>>>

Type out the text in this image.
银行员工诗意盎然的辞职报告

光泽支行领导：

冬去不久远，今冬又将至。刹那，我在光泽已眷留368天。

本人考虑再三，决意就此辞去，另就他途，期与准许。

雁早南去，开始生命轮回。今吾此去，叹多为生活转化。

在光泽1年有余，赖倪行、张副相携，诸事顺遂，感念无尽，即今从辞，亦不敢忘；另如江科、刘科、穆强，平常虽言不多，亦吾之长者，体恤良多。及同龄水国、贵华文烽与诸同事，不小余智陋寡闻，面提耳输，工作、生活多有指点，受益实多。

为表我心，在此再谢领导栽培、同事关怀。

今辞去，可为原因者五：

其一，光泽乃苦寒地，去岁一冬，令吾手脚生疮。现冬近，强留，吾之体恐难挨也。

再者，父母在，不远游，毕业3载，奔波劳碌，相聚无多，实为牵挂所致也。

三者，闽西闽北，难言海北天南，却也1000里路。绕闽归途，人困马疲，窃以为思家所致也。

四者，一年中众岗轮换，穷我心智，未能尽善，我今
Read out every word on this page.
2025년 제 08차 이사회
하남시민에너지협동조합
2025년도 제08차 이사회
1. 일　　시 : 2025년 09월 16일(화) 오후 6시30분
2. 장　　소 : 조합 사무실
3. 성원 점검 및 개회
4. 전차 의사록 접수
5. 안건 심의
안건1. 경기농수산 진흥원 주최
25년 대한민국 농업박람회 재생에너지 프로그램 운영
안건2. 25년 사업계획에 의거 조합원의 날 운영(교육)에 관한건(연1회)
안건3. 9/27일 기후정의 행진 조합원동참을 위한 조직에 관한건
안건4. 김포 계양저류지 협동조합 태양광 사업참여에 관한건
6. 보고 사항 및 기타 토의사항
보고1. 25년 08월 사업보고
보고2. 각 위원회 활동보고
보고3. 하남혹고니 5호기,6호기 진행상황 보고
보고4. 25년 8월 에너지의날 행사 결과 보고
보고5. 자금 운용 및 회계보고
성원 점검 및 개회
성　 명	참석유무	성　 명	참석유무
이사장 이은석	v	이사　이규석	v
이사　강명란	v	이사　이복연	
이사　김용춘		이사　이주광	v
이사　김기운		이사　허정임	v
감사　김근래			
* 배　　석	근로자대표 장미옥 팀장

<<<

Retype the listing above in full, with no alterations.

Type out the text in this image.
银行员工诗意盎然的辞职报告

光泽支行领导：

冬去不久远，今冬又将至。刹那，我在光泽已眷留368天。

本人考虑再三，决意就此辞去，另就他途，期与准许。

雁早南去，开始生命轮回。今吾此去，叹多为生活转化。

在光泽1年有余，赖倪行、张副相携，诸事顺遂，感念无尽，即今从辞，亦不敢忘；另如江科、刘科、穆强，平常虽言不多，亦吾之长者，体恤良多。及同龄水国、贵华文烽与诸同事，不小余智陋寡闻，面提耳输，工作、生活多有指点，受益实多。

为表我心，在此再谢领导栽培、同事关怀。

今辞去，可为原因者五：

其一，光泽乃苦寒地，去岁一冬，令吾手脚生疮。现冬近，强留，吾之体恐难挨也。

再者，父母在，不远游，毕业3载，奔波劳碌，相聚无多，实为牵挂所致也。

三者，闽西闽北，难言海北天南，却也1000里路。绕闽归途，人困马疲，窃以为思家所致也。

四者，一年中众岗轮换，穷我心智，未能尽善，我今
Read out every word on this page.
2025년 제 08차 이사회
하남시민에너지협동조합
2025년도 제08차 이사회
1. 일　　시 : 2025년 09월 16일(화) 오후 6시30분
2. 장　　소 : 조합 사무실
3. 성원 점검 및 개회
4. 전차 의사록 접수
5. 안건 심의
안건1. 경기농수산 진흥원 주최
25년 대한민국 농업박람회 재생에너지 프로그램 운영
안건2. 25년 사업계획에 의거 조합원의 날 운영(교육)에 관한건(연1회)
안건3. 9/27일 기후정의 행진 조합원동참을 위한 조직에 관한건
안건4. 김포 계양저류지 협동조합 태양광 사업참여에 관한건
6. 보고 사항 및 기타 토의사항
보고1. 25년 08월 사업보고
보고2. 각 위원회 활동보고
보고3. 하남혹고니 5호기,6호기 진행상황 보고
보고4. 25년 8월 에너지의날 행사 결과 보고
보고5. 자금 운용 및 회계보고
성원 점검 및 개회
성　 명	참석유무	성　 명	참석유무
이사장 이은석	v	이사　이규석	v
이사　강명란	v	이사　이복연	
이사　김용춘		이사　이주광	v
이사　김기운		이사　허정임	v
감사　김근래			
* 배　　석	근로자대표 장미옥 팀장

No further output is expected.